== Requirements ==
Give only the number of lines in the data that contain the word "issue".
━━━ Working data ━━━
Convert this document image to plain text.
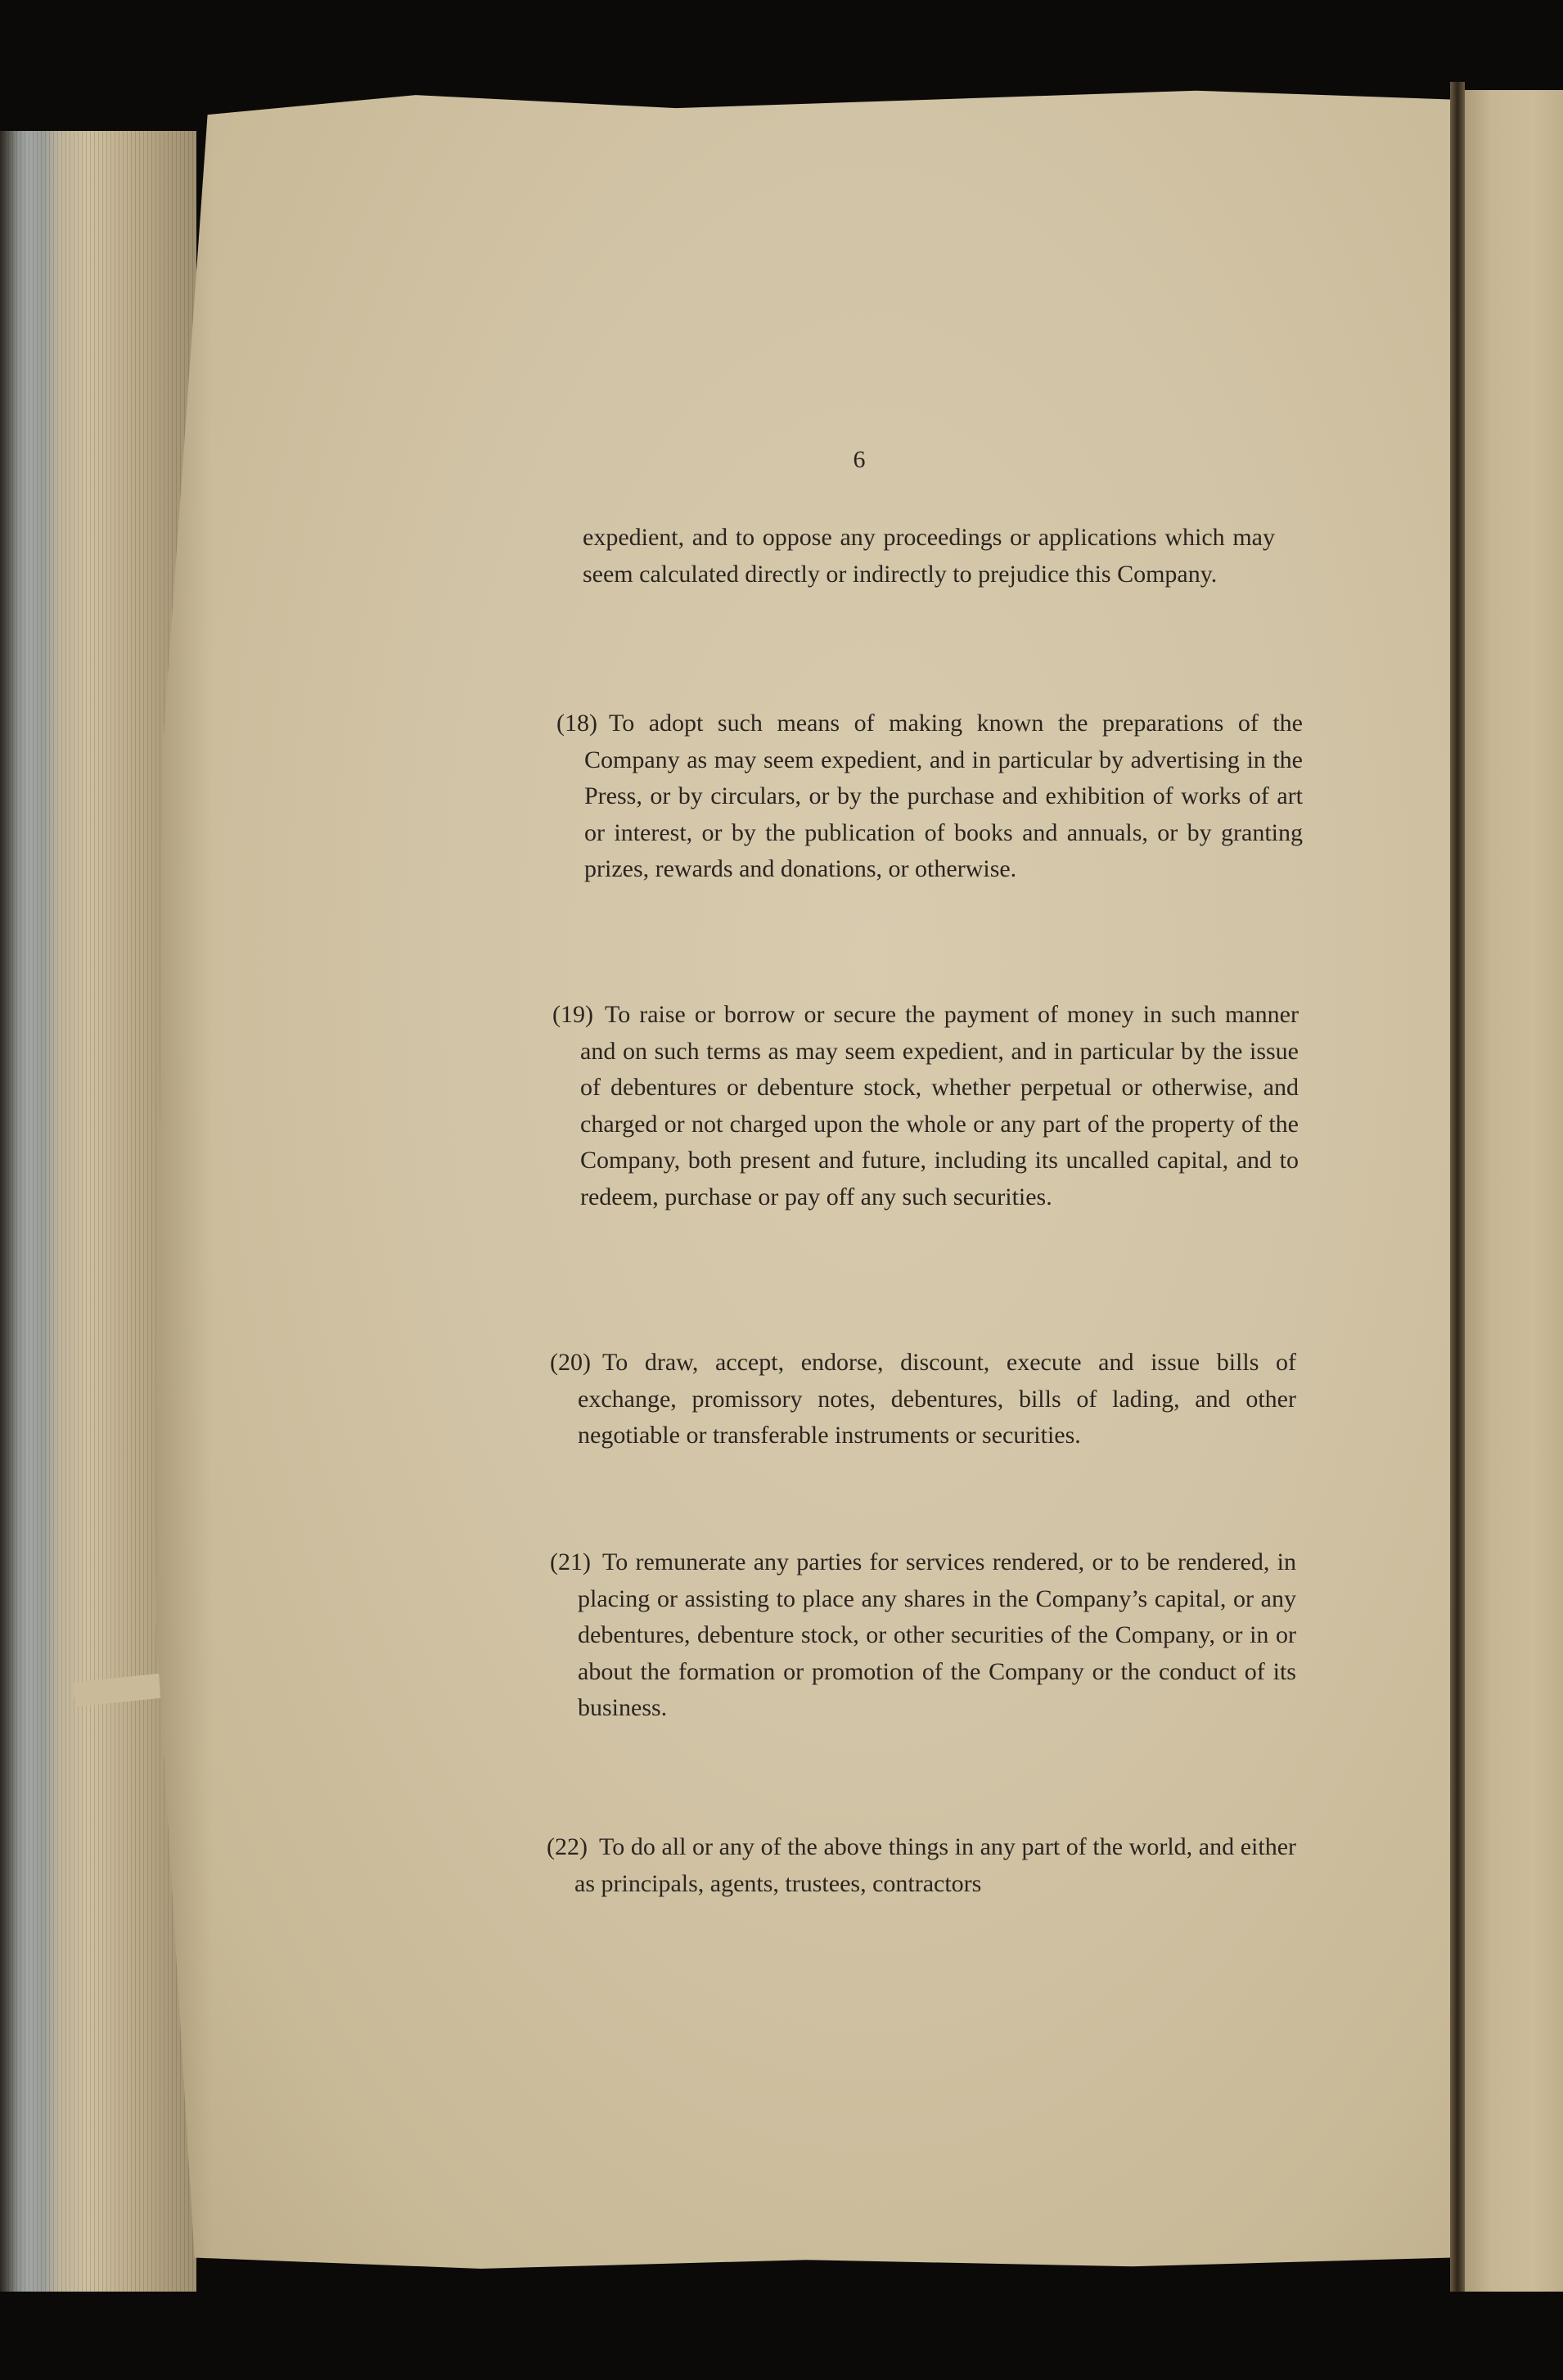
6
expedient, and to oppose any proceedings or applications which may seem calculated directly or indirectly to prejudice this Company.
(18) To adopt such means of making known the preparations of the Company as may seem expedient, and in particular by advertising in the Press, or by circulars, or by the purchase and exhibition of works of art or interest, or by the publication of books and annuals, or by granting prizes, rewards and donations, or otherwise.
(19) To raise or borrow or secure the payment of money in such manner and on such terms as may seem expedient, and in particular by the issue of debentures or debenture stock, whether perpetual or otherwise, and charged or not charged upon the whole or any part of the property of the Company, both present and future, including its uncalled capital, and to redeem, purchase or pay off any such securities.
(20) To draw, accept, endorse, discount, execute and issue bills of exchange, promissory notes, debentures, bills of lading, and other negotiable or transferable instruments or securities.
(21) To remunerate any parties for services rendered, or to be rendered, in placing or assisting to place any shares in the Company’s capital, or any debentures, debenture stock, or other securities of the Company, or in or about the formation or promotion of the Company or the conduct of its business.
(22) To do all or any of the above things in any part of the world, and either as principals, agents, trustees, contractors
━━━
== Finished answer ==
2